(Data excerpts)
--------

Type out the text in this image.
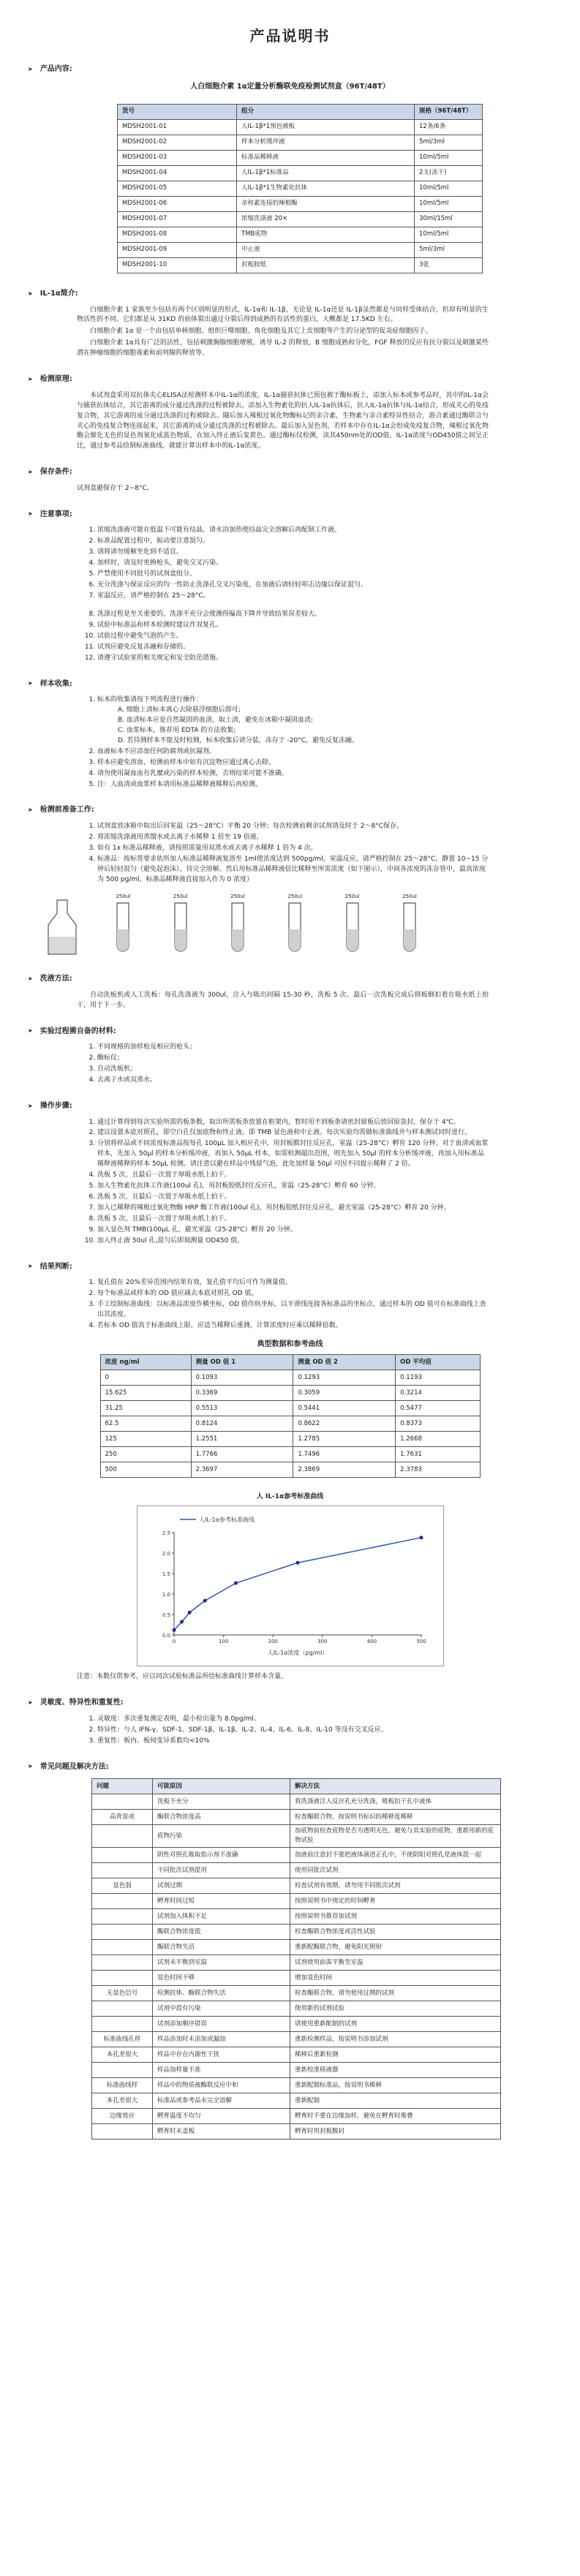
产品说明书
➤ 产品内容:
人白细胞介素 1α定量分析酶联免疫检测试剂盒（96T/48T）
货号	组分	规格（96T/48T）
MDSH2001-01	人IL-1β*1预包被板	12条/6条
MDSH2001-02	样本分析缓冲液	5ml/3ml
MDSH2001-03	标准品稀释液	10ml/5ml
MDSH2001-04	人IL-1β*1标准品	2支(冻干)
MDSH2001-05	人IL-1β*1生物素化抗体	10ml/5ml
MDSH2001-06	亲和素连接的辣根酶	10ml/5ml
MDSH2001-07	浓缩洗涤液 20×	30ml/15ml
MDSH2001-08	TMB底物	10ml/5ml
MDSH2001-09	中止液	5ml/3ml
MDSH2001-10	封板胶纸	3张
➤ IL-1α简介:

白细胞介素 1 家族至少包括有两个区别明显的形式，IL-1α和 IL-1β，无论是 IL-1α还是 IL-1β虽然都是与同样受体结合，但却有明显的生物活性的不同。它们都是从 31KD 的前体裂出通过分裂后得到成熟的有活性的蛋白，大概都是 17.5KD 左右。

白细胞介素 1α 是一个由包括单核细胞、组织巨噬细胞、角化细胞及其它上皮细胞等产生的分泌型的促炎症细胞因子。

白细胞介素 1α具有广泛的活性，包括刺激胸腺细胞增殖，诱导 IL-2 的释放，B 细胞成熟和分化，FGF 释放的反应有抗分裂以及刺激某些潜在肿瘤细胞的细胞毒素和前列腺的释放等。

➤ 检测原理:

本试剂盒采用双抗体夹心ELISA法检测样本中IL-1α的浓度。IL-1α捕获抗体已预包被于酶标板上，添加入标本或参考品时，其中的IL-1α会与捕获抗体结合，其它游离的成分通过洗涤的过程被除去。添加入生物素化的抗人IL-1α抗体后，抗人IL-1α抗体与IL-1α结合，形成夹心的免疫复合物，其它游离的成分通过洗涤的过程被除去。随后加入辣根过氧化物酶标记的亲合素，生物素与亲合素特异性结合，游合素通过酶联合与夹心的免疫复合物连接起来，其它游离的成分通过洗涤的过程被除去。最后加入显色剂，若样本中存在IL-1α会形成免疫复合物，辣根过氧化物酶会催化无色的显色剂氧化成蓝色物质，在加入终止液后变黄色。通过酶标仪检测，读其450nm处的OD值，IL-1α浓度与OD450值之间呈正比，通过参考品绘制标准曲线，就能计算出样本中的IL-1α浓度。

➤ 保存条件:

试剂盒避保存于 2~8°C。

➤ 注意事项:
1. 浓缩洗涤液可能在低温下可能有结晶，请水浴加热使结晶完全溶解后再配制工作液。
2. 标准品配置过程中，振动要注意混匀。
3. 请将请勿缓解至化到不适宜。
4. 加样时，请及时更换枪头，避免交叉污染。
5. 严禁使用不同批号的试剂盒组分。
6. 充分洗涤与保证反应的均一性防止洗涤孔交叉污染度，在加液后请轻轻叩击边缘以保证混匀。
7. 室温反应，请严格控制在 25～28°C。
8. 洗涤过程是至关重要的，洗涤不充分会使测得偏高下降并导致结果误差较大。
9. 试验中标准品和样本检测时建议作双复孔。
10. 试验过程中避免气泡的产生。
11. 试剂应避免反复冻融和存储的。
12. 请遵守试验室的相关规定和安全防范措施。
➤ 样本收集:
1. 标本的收集请按下列流程进行操作：
A. 细胞上清标本离心去除悬浮细胞后即可;
B. 血清标本应是自然凝固的血清，取上清，避免在冰箱中凝固血清;
C. 血浆标本，推荐用 EDTA 的方法收集;
D. 若待测样本不能及时检测，标本收集后请分装，冻存于 -20°C，避免反复冻融。
2. 血液标本不应添加任何防腐剂或抗凝剂。
3. 样本应避免溶血，检测前样本中如有沉淀物应通过离心去除。
4. 请勿使用凝血血有乳糜或污染的样本检测，否则结果可能不准确。
5. 注：人血清或血浆样本请用标准品稀释液稀释后再检测。
➤ 检测前准备工作:
1. 试剂盒放冰箱中取出后回室温（25～28°C）平衡 20 分钟；每次检测前剩余试剂请及时于 2～8°C保存。
2. 将浓缩洗涤液用蒸馏水或去离子水稀释 1 倍至 19 倍液。
3. 如有 1x 标准品稀释液，请按照需量用双蒸水或去离子水稀释 1 倍为 4 次。
4. 标准品：按标签要求依所加人标准品稀释液复溶至 1ml使浓度达到 500pg/ml，室温反应，请严格控制在 25～28°C，静置 10~15 分钟后轻轻混匀（避免起泡沫），待完全溶解。然后用标准品稀释液倍比稀释至所需浓度（如下图示），中间各浓度的冻存管中，最高浓度为 500 pg/ml，标准品稀释液直接加入作为 0 浓度）
250ul	250ul	250ul	250ul	250ul	250ul
➤ 洗液方法:

自动洗板机或人工洗板：每孔洗涤液为 300ul，注入与吸出间隔 15-30 秒，洗板 5 次。最后一次洗板完成后将板倒扣着在吸水纸上拍干，用于下一步。

➤ 实验过程需自备的材料:
1. 不同规格的加样枪及相应的枪头；
2. 酶标仪；
3. 自动洗板机；
4. 去离子水或双蒸水。
➤ 操作步骤:
1. 通过计算得到每次实验所需的板条数，取出所需板条放置在框架内，暂时用不到板条请密封留板后放回原袋封，保存于 4℃。
2. 建议设置本底对照孔，即空白孔仅加底物和终止液。即 TMB 显色液和中止液。每次实验均需做标准曲线并与样本测试同时进行。
3. 分别将样品或不同浓度标准品按每孔 100μL 加入相应孔中，用封板膜封住反应孔，室温（25-28°C）孵育 120 分钟。对于血清或血浆样本，先加入 50μl 的样本分析缓冲液，再加入 50μL 样本。如需检测超出范围，则先加入 50μl 的样本分析缓冲液，再加入用标准品稀释液稀释的样本 50μL 检测。请注意以避在样品中残留气泡，此处加样量 50μl 可因不同提示稀释了 2 倍。
4. 洗板 5 次，且最后一次置于厚吸水纸上拍干。
5. 加入生物素化抗体工作液(100ul 孔)，用封板胶纸封住反应孔，室温（25-28°C）孵育 60 分钟。
6. 洗板 5 次，且最后一次置于厚吸水纸上拍干。
7. 加入已稀释的辣根过氧化物酶 HRP 酶工作液(100ul 孔)，用封板胶纸封住反应孔，避光室温（25-28°C）孵育 20 分钟。
8. 洗板 5 次，且最后一次置于厚吸水纸上拍干。
9. 加入显色剂 TMB(100μL 孔，避光室温（25-28°C）孵育 20 分钟。
10. 加入终止液 50ul 孔,混匀后即刻测量 OD450 值。
➤ 结果判断:
1. 复孔值在 20%差异范围内结果有效，复孔值平均后可作为测量值。
2. 每个标准品或样本的 OD 值应减去本底对照孔 OD 值。
3. 手工绘制标准曲线：以标准品浓度作横坐标，OD 值作纵坐标，以平滑线连接各标准品的坐标点，通过样本的 OD 值可在标准曲线上查出其浓度。
4. 若标本 OD 值高于标准曲线上限，应适当稀释后重测，计算浓度时应乘以稀释倍数。
典型数据和参考曲线
浓度 ng/ml	测量 OD 值 1	测量 OD 值 2	OD 平均值
0	0.1093	0.1293	0.1193
15.625	0.3369	0.3059	0.3214
31.25	0.5513	0.5441	0.5477
62.5	0.8124	0.8622	0.8373
125	1.2551	1.2785	1.2668
250	1.7766	1.7496	1.7631
500	2.3697	2.3869	2.3783
人 IL-1α参考标准曲线
人IL-1α参考标准曲线
0.0
0.5
1.0
1.5
2.0
2.5
0	100	200	300	400	500
人IL-1α浓度（pg/ml）

注意：本数仅供参考，应以同次试验标准品所绘标准曲线计算样本含量。

➤ 灵敏度、特异性和重复性:
1. 灵敏度：多次重复测定表明，最小检出量为 8.0pg/ml。
2. 特异性：与人 IFN-γ、SDF-1、SDF-1β、IL-1β、IL-2、IL-4、IL-6、IL-8、IL-10 等没有交叉反应。
3. 重复性：板内、板间变异系数均<10%
➤ 常见问题及解决方法:
问题	可能原因	解决方法
	洗板不充分	将洗涤液注入反应孔充分洗涤，吸板拍干孔中液体
高背景或	酶联合物浓度高	检查酶联合物，按说明书标识的稀释度稀释
	底物污染	加底物前检查底物是否为透明无色，避免与其实验的底物，重新用新的底物试验
	阴性对照孔吸取指示剂不准确	加液前注意封不要把液体滴进正孔中，不使阴阳对照孔是液体混一起
	不同批次试剂混用	使用同批次试剂
显色弱	试剂过期	检查试剂有效期，请勿用不同批次试剂
	孵育时间过短	按照说明书中规定的时间孵育
	试剂加入体积不足	按照说明书推荐加试剂
	酶联合物浓度低	检查酶联合物浓度或活性试验
	酶联合物失活	重新配酶联合物，避免阳光照射
	试剂未平衡到室温	试剂使用前需平衡至室温
	显色时间不够	增加显色时间
无显色信号	检测抗体、酶联合物失活	检查酶联合物，请勿使用过期的试剂
	试剂中混有污染	使用新的试剂试验
	试剂添加顺序错误	请使用重新配制的试剂
标准曲线孔样	样品添加时未添加或漏加	重新检测样品，按说明书添加试剂
本孔差很大	样品中存在内源性干扰	稀释后重新检测
	样品加样量不准	重新校准移液器
标准曲线样	样品中的物质被酶联反应中和	重新配制标准品，按说明书稀释
本孔差很大	标准品或参考品未完全溶解	重新配制
边缘效应	孵育温度不均匀	孵育时不要在边缘加样，避免在孵育时堆叠
	孵育时未盖板	孵育时用封板膜封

--------

EXERCISE GOAL: Gather all lines of the records that include the word "用封板胶纸封住反应孔".

ANSWER TO THE PROBLEM:
5. 加入生物素化抗体工作液(100ul 孔)，用封板胶纸封住反应孔，室温（25-28°C）孵育 60 分钟。
7. 加入已稀释的辣根过氧化物酶 HRP 酶工作液(100ul 孔)，用封板胶纸封住反应孔，避光室温（25-28°C）孵育 20 分钟。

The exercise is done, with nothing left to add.